= Supplied data =
• • •
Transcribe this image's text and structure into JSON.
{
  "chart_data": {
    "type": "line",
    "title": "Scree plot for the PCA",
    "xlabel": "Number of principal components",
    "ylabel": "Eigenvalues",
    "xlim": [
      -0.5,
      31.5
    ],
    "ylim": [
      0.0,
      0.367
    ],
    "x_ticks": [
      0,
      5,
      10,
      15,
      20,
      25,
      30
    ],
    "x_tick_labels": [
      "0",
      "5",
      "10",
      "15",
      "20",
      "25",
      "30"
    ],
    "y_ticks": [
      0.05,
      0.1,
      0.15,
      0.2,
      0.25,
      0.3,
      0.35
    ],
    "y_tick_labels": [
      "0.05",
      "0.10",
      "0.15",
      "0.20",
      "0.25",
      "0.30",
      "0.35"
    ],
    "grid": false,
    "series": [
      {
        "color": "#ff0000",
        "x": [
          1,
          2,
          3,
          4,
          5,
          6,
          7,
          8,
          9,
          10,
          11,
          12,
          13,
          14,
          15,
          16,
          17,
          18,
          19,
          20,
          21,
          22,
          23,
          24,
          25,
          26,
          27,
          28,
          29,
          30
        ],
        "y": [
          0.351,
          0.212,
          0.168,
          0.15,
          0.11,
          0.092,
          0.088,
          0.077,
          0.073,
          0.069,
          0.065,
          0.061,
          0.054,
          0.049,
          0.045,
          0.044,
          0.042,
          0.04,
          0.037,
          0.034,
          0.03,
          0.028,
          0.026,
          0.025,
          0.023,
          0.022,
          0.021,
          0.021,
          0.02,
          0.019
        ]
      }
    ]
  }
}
• • •
= Exercise directions =
Write out every entry word for word.

= Solution for this problem =
Transcribe this image's text and structure into JSON.
{
  "chart_data": {
    "type": "line",
    "title": "Scree plot for the PCA",
    "xlabel": "Number of principal components",
    "ylabel": "Eigenvalues",
    "xlim": [
      -0.5,
      31.5
    ],
    "ylim": [
      0.0,
      0.367
    ],
    "x_ticks": [
      0,
      5,
      10,
      15,
      20,
      25,
      30
    ],
    "x_tick_labels": [
      "0",
      "5",
      "10",
      "15",
      "20",
      "25",
      "30"
    ],
    "y_ticks": [
      0.05,
      0.1,
      0.15,
      0.2,
      0.25,
      0.3,
      0.35
    ],
    "y_tick_labels": [
      "0.05",
      "0.10",
      "0.15",
      "0.20",
      "0.25",
      "0.30",
      "0.35"
    ],
    "grid": false,
    "series": [
      {
        "color": "#ff0000",
        "x": [
          1,
          2,
          3,
          4,
          5,
          6,
          7,
          8,
          9,
          10,
          11,
          12,
          13,
          14,
          15,
          16,
          17,
          18,
          19,
          20,
          21,
          22,
          23,
          24,
          25,
          26,
          27,
          28,
          29,
          30
        ],
        "y": [
          0.351,
          0.212,
          0.168,
          0.15,
          0.11,
          0.092,
          0.088,
          0.077,
          0.073,
          0.069,
          0.065,
          0.061,
          0.054,
          0.049,
          0.045,
          0.044,
          0.042,
          0.04,
          0.037,
          0.034,
          0.03,
          0.028,
          0.026,
          0.025,
          0.023,
          0.022,
          0.021,
          0.021,
          0.02,
          0.019
        ]
      }
    ]
  }
}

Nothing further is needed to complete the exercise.